Task details
Among the lines below, count those with "alana". Give the total alone.

◇ ◇ ◇ ◇

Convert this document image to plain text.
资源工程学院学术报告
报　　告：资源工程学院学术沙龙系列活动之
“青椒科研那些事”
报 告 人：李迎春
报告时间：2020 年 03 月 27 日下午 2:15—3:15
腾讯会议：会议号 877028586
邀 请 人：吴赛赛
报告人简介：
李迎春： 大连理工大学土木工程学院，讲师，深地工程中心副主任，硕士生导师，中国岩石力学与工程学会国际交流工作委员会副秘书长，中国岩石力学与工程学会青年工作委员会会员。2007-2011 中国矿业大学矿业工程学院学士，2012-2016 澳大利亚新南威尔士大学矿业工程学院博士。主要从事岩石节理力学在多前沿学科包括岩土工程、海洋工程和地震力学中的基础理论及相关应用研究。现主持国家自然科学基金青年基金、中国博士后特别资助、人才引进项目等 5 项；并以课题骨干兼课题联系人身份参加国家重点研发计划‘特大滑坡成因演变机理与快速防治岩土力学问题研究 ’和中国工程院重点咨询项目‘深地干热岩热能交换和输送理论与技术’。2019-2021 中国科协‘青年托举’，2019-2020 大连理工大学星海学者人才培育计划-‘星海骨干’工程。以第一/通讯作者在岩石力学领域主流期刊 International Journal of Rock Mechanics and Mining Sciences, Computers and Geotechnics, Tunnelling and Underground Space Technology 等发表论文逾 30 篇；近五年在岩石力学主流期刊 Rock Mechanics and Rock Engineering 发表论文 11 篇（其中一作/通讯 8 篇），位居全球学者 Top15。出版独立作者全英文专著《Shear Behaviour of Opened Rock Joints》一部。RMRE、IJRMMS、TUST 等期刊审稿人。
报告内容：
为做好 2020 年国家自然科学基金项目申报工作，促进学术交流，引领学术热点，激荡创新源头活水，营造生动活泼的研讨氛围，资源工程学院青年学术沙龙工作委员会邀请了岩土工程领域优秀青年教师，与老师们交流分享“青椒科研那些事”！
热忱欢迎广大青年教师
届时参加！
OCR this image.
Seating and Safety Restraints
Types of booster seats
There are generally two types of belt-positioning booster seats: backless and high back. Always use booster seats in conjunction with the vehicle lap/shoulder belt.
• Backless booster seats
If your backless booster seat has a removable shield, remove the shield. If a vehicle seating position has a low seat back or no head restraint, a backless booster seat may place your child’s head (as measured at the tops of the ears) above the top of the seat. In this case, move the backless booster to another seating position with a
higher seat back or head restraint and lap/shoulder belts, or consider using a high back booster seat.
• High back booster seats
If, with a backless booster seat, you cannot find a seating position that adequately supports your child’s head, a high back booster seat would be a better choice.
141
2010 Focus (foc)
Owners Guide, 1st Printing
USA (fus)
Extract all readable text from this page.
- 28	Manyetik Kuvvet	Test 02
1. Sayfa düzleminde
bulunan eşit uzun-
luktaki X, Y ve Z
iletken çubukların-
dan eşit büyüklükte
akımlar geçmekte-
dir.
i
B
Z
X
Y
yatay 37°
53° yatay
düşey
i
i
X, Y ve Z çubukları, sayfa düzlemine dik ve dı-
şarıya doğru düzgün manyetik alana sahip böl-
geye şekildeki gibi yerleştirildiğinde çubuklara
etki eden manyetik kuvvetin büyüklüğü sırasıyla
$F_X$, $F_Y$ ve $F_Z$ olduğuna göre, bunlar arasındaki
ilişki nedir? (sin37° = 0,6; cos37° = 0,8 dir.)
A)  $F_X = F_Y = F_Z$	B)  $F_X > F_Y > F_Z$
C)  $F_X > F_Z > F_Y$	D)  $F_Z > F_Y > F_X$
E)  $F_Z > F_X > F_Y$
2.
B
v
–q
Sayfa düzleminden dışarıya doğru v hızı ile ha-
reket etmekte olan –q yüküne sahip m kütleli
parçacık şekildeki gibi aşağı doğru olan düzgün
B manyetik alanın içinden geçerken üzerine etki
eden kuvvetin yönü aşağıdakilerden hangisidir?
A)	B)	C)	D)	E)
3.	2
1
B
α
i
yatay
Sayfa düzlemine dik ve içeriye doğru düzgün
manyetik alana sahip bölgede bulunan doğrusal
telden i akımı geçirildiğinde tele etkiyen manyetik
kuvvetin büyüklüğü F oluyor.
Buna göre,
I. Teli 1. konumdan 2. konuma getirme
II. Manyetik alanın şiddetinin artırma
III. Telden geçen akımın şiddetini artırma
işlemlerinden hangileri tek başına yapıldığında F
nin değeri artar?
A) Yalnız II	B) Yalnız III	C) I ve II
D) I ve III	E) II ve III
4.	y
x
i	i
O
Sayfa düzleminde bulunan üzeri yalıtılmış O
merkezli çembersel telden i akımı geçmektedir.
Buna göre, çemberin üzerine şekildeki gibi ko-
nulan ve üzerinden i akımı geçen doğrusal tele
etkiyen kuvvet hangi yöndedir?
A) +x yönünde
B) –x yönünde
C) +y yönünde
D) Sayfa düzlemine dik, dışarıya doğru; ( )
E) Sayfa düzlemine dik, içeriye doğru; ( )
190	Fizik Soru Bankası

◇ ◇ ◇ ◇

Full answer
2